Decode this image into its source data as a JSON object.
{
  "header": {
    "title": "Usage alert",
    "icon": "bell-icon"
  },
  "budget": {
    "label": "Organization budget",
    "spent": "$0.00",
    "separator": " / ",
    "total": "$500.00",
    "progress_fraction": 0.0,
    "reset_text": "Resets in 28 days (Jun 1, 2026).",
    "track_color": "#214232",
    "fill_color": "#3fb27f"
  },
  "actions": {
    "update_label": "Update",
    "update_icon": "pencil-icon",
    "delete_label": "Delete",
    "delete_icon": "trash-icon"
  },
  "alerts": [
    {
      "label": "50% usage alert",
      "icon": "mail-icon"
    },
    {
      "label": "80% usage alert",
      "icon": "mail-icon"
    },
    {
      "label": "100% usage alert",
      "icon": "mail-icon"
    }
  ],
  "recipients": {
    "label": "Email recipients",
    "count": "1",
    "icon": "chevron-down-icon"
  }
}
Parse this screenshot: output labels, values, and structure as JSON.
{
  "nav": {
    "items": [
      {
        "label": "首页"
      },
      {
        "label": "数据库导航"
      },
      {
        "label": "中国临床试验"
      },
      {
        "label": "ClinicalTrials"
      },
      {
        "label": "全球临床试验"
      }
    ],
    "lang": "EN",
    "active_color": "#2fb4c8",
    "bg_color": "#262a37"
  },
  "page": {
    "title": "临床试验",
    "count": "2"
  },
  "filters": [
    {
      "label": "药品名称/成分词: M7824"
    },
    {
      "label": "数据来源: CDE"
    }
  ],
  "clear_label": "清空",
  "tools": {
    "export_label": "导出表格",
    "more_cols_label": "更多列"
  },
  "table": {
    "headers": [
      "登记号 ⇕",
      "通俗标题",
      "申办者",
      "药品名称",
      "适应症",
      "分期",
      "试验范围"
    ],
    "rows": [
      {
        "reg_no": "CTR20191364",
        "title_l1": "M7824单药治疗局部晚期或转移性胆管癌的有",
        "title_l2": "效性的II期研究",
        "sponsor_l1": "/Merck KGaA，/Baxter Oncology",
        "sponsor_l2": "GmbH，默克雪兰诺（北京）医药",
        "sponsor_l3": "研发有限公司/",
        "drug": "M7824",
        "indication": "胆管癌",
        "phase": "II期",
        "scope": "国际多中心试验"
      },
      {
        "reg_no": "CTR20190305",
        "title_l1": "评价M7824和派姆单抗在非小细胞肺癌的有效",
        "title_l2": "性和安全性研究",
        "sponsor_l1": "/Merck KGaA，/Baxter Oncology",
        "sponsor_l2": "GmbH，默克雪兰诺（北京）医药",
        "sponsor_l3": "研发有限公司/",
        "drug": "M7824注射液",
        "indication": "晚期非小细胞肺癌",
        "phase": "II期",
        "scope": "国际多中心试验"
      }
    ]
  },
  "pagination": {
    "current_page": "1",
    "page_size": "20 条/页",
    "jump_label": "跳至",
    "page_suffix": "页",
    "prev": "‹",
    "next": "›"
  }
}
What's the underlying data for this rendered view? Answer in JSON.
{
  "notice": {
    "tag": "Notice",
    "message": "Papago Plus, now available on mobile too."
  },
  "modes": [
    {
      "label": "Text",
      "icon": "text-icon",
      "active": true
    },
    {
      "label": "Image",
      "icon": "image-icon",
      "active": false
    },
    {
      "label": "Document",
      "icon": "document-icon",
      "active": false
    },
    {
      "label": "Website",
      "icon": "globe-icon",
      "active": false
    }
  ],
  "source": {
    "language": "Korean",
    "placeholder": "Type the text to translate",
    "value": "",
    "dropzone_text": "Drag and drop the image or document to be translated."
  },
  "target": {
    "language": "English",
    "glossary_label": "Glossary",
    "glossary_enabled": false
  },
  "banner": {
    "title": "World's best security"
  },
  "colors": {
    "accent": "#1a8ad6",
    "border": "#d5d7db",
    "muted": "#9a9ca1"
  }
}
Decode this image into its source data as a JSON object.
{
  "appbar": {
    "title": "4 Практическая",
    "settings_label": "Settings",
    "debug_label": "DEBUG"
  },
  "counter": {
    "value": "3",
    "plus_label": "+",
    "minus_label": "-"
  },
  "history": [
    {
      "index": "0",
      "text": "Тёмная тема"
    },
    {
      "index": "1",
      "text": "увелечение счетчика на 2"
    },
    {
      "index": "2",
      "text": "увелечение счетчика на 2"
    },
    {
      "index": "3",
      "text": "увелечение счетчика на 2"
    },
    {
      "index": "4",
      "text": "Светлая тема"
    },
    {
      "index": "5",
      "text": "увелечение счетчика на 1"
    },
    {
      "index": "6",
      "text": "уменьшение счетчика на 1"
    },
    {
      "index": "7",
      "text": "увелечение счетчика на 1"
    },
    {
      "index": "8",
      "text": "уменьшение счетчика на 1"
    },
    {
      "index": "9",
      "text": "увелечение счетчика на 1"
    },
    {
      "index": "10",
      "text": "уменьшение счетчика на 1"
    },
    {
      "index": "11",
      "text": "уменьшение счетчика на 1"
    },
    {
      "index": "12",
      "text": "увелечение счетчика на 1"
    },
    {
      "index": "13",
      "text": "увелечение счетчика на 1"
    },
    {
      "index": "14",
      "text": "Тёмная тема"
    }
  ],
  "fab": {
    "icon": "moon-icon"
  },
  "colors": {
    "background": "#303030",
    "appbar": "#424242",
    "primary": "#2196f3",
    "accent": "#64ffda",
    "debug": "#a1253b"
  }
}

-------

### REQUEST
Write out every record, exactly as written.

### REPLY TO THE EXERCISE
Decode this image into its source data as a JSON object.
{
  "header": {
    "title": "Usage alert",
    "icon": "bell-icon"
  },
  "budget": {
    "label": "Organization budget",
    "spent": "$0.00",
    "separator": " / ",
    "total": "$500.00",
    "progress_fraction": 0.0,
    "reset_text": "Resets in 28 days (Jun 1, 2026).",
    "track_color": "#214232",
    "fill_color": "#3fb27f"
  },
  "actions": {
    "update_label": "Update",
    "update_icon": "pencil-icon",
    "delete_label": "Delete",
    "delete_icon": "trash-icon"
  },
  "alerts": [
    {
      "label": "50% usage alert",
      "icon": "mail-icon"
    },
    {
      "label": "80% usage alert",
      "icon": "mail-icon"
    },
    {
      "label": "100% usage alert",
      "icon": "mail-icon"
    }
  ],
  "recipients": {
    "label": "Email recipients",
    "count": "1",
    "icon": "chevron-down-icon"
  }
}
Parse this screenshot: output labels, values, and structure as JSON.
{
  "nav": {
    "items": [
      {
        "label": "首页"
      },
      {
        "label": "数据库导航"
      },
      {
        "label": "中国临床试验"
      },
      {
        "label": "ClinicalTrials"
      },
      {
        "label": "全球临床试验"
      }
    ],
    "lang": "EN",
    "active_color": "#2fb4c8",
    "bg_color": "#262a37"
  },
  "page": {
    "title": "临床试验",
    "count": "2"
  },
  "filters": [
    {
      "label": "药品名称/成分词: M7824"
    },
    {
      "label": "数据来源: CDE"
    }
  ],
  "clear_label": "清空",
  "tools": {
    "export_label": "导出表格",
    "more_cols_label": "更多列"
  },
  "table": {
    "headers": [
      "登记号 ⇕",
      "通俗标题",
      "申办者",
      "药品名称",
      "适应症",
      "分期",
      "试验范围"
    ],
    "rows": [
      {
        "reg_no": "CTR20191364",
        "title_l1": "M7824单药治疗局部晚期或转移性胆管癌的有",
        "title_l2": "效性的II期研究",
        "sponsor_l1": "/Merck KGaA，/Baxter Oncology",
        "sponsor_l2": "GmbH，默克雪兰诺（北京）医药",
        "sponsor_l3": "研发有限公司/",
        "drug": "M7824",
        "indication": "胆管癌",
        "phase": "II期",
        "scope": "国际多中心试验"
      },
      {
        "reg_no": "CTR20190305",
        "title_l1": "评价M7824和派姆单抗在非小细胞肺癌的有效",
        "title_l2": "性和安全性研究",
        "sponsor_l1": "/Merck KGaA，/Baxter Oncology",
        "sponsor_l2": "GmbH，默克雪兰诺（北京）医药",
        "sponsor_l3": "研发有限公司/",
        "drug": "M7824注射液",
        "indication": "晚期非小细胞肺癌",
        "phase": "II期",
        "scope": "国际多中心试验"
      }
    ]
  },
  "pagination": {
    "current_page": "1",
    "page_size": "20 条/页",
    "jump_label": "跳至",
    "page_suffix": "页",
    "prev": "‹",
    "next": "›"
  }
}
What's the underlying data for this rendered view? Answer in JSON.
{
  "notice": {
    "tag": "Notice",
    "message": "Papago Plus, now available on mobile too."
  },
  "modes": [
    {
      "label": "Text",
      "icon": "text-icon",
      "active": true
    },
    {
      "label": "Image",
      "icon": "image-icon",
      "active": false
    },
    {
      "label": "Document",
      "icon": "document-icon",
      "active": false
    },
    {
      "label": "Website",
      "icon": "globe-icon",
      "active": false
    }
  ],
  "source": {
    "language": "Korean",
    "placeholder": "Type the text to translate",
    "value": "",
    "dropzone_text": "Drag and drop the image or document to be translated."
  },
  "target": {
    "language": "English",
    "glossary_label": "Glossary",
    "glossary_enabled": false
  },
  "banner": {
    "title": "World's best security"
  },
  "colors": {
    "accent": "#1a8ad6",
    "border": "#d5d7db",
    "muted": "#9a9ca1"
  }
}
Decode this image into its source data as a JSON object.
{
  "appbar": {
    "title": "4 Практическая",
    "settings_label": "Settings",
    "debug_label": "DEBUG"
  },
  "counter": {
    "value": "3",
    "plus_label": "+",
    "minus_label": "-"
  },
  "history": [
    {
      "index": "0",
      "text": "Тёмная тема"
    },
    {
      "index": "1",
      "text": "увелечение счетчика на 2"
    },
    {
      "index": "2",
      "text": "увелечение счетчика на 2"
    },
    {
      "index": "3",
      "text": "увелечение счетчика на 2"
    },
    {
      "index": "4",
      "text": "Светлая тема"
    },
    {
      "index": "5",
      "text": "увелечение счетчика на 1"
    },
    {
      "index": "6",
      "text": "уменьшение счетчика на 1"
    },
    {
      "index": "7",
      "text": "увелечение счетчика на 1"
    },
    {
      "index": "8",
      "text": "уменьшение счетчика на 1"
    },
    {
      "index": "9",
      "text": "увелечение счетчика на 1"
    },
    {
      "index": "10",
      "text": "уменьшение счетчика на 1"
    },
    {
      "index": "11",
      "text": "уменьшение счетчика на 1"
    },
    {
      "index": "12",
      "text": "увелечение счетчика на 1"
    },
    {
      "index": "13",
      "text": "увелечение счетчика на 1"
    },
    {
      "index": "14",
      "text": "Тёмная тема"
    }
  ],
  "fab": {
    "icon": "moon-icon"
  },
  "colors": {
    "background": "#303030",
    "appbar": "#424242",
    "primary": "#2196f3",
    "accent": "#64ffda",
    "debug": "#a1253b"
  }
}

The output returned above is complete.